───── Extracted data ─────
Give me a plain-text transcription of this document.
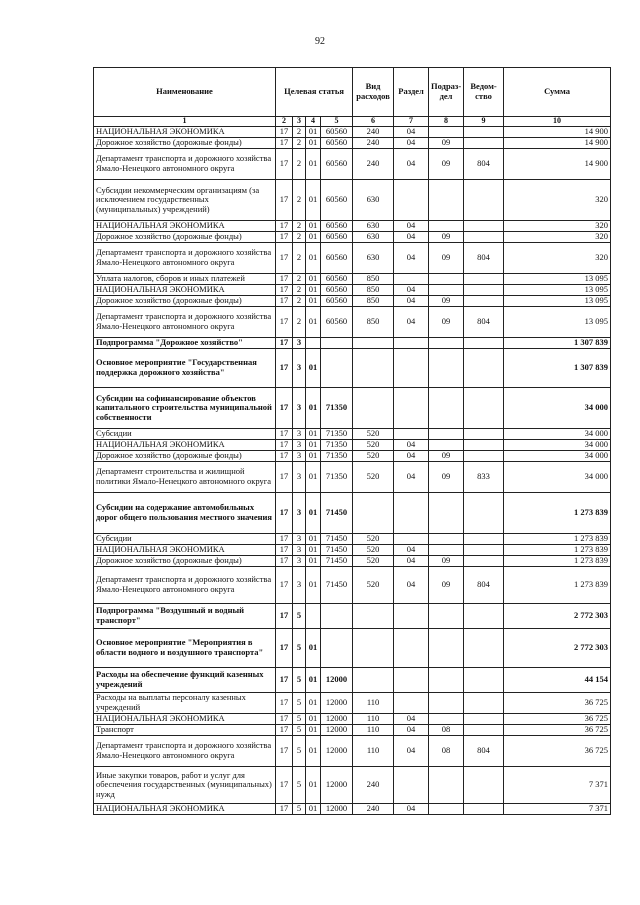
92
Наименование	Целевая статья				Вид расходов	Раздел	Подраз-дел	Ведом-ство	Сумма
1	2	3	4	5	6	7	8	9	10
НАЦИОНАЛЬНАЯ ЭКОНОМИКА	17	2	01	60560	240	04			14 900
Дорожное хозяйство (дорожные фонды)	17	2	01	60560	240	04	09		14 900
Департамент транспорта и дорожного хозяйства Ямало-Ненецкого автономного округа	17	2	01	60560	240	04	09	804	14 900
Субсидии некоммерческим организациям (за исключением государственных (муниципальных) учреждений)	17	2	01	60560	630				320
НАЦИОНАЛЬНАЯ ЭКОНОМИКА	17	2	01	60560	630	04			320
Дорожное хозяйство (дорожные фонды)	17	2	01	60560	630	04	09		320
Департамент транспорта и дорожного хозяйства Ямало-Ненецкого автономного округа	17	2	01	60560	630	04	09	804	320
Уплата налогов, сборов и иных платежей	17	2	01	60560	850				13 095
НАЦИОНАЛЬНАЯ ЭКОНОМИКА	17	2	01	60560	850	04			13 095
Дорожное хозяйство (дорожные фонды)	17	2	01	60560	850	04	09		13 095
Департамент транспорта и дорожного хозяйства Ямало-Ненецкого автономного округа	17	2	01	60560	850	04	09	804	13 095
Подпрограмма "Дорожное хозяйство"	17	3							1 307 839
Основное мероприятие "Государственная поддержка дорожного хозяйства"	17	3	01						1 307 839
Субсидии на софинансирование объектов капитального строительства муниципальной собственности	17	3	01	71350					34 000
Субсидии	17	3	01	71350	520				34 000
НАЦИОНАЛЬНАЯ ЭКОНОМИКА	17	3	01	71350	520	04			34 000
Дорожное хозяйство (дорожные фонды)	17	3	01	71350	520	04	09		34 000
Департамент строительства и жилищной политики Ямало-Ненецкого автономного округа	17	3	01	71350	520	04	09	833	34 000
Субсидии на содержание автомобильных дорог общего пользования местного значения	17	3	01	71450					1 273 839
Субсидии	17	3	01	71450	520				1 273 839
НАЦИОНАЛЬНАЯ ЭКОНОМИКА	17	3	01	71450	520	04			1 273 839
Дорожное хозяйство (дорожные фонды)	17	3	01	71450	520	04	09		1 273 839
Департамент транспорта и дорожного хозяйства Ямало-Ненецкого автономного округа	17	3	01	71450	520	04	09	804	1 273 839
Подпрограмма "Воздушный и водный транспорт"	17	5							2 772 303
Основное мероприятие "Мероприятия в области водного и воздушного транспорта"	17	5	01						2 772 303
Расходы на обеспечение функций казенных учреждений	17	5	01	12000					44 154
Расходы на выплаты персоналу казенных учреждений	17	5	01	12000	110				36 725
НАЦИОНАЛЬНАЯ ЭКОНОМИКА	17	5	01	12000	110	04			36 725
Транспорт	17	5	01	12000	110	04	08		36 725
Департамент транспорта и дорожного хозяйства Ямало-Ненецкого автономного округа	17	5	01	12000	110	04	08	804	36 725
Иные закупки товаров, работ и услуг для обеспечения государственных (муниципальных) нужд	17	5	01	12000	240				7 371
НАЦИОНАЛЬНАЯ ЭКОНОМИКА	17	5	01	12000	240	04			7 371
─────
> _Objective_: Look through the entries and find each line that has the string "Ненецкого". Copy those lines.

> _Output of the exercise_:
Департамент транспорта и дорожного хозяйства Ямало-Ненецкого автономного округа	17	2	01	60560	240	04	09	804	14 900
Департамент транспорта и дорожного хозяйства Ямало-Ненецкого автономного округа	17	2	01	60560	630	04	09	804	320
Департамент транспорта и дорожного хозяйства Ямало-Ненецкого автономного округа	17	2	01	60560	850	04	09	804	13 095
Департамент строительства и жилищной политики Ямало-Ненецкого автономного округа	17	3	01	71350	520	04	09	833	34 000
Департамент транспорта и дорожного хозяйства Ямало-Ненецкого автономного округа	17	3	01	71450	520	04	09	804	1 273 839
Департамент транспорта и дорожного хозяйства Ямало-Ненецкого автономного округа	17	5	01	12000	110	04	08	804	36 725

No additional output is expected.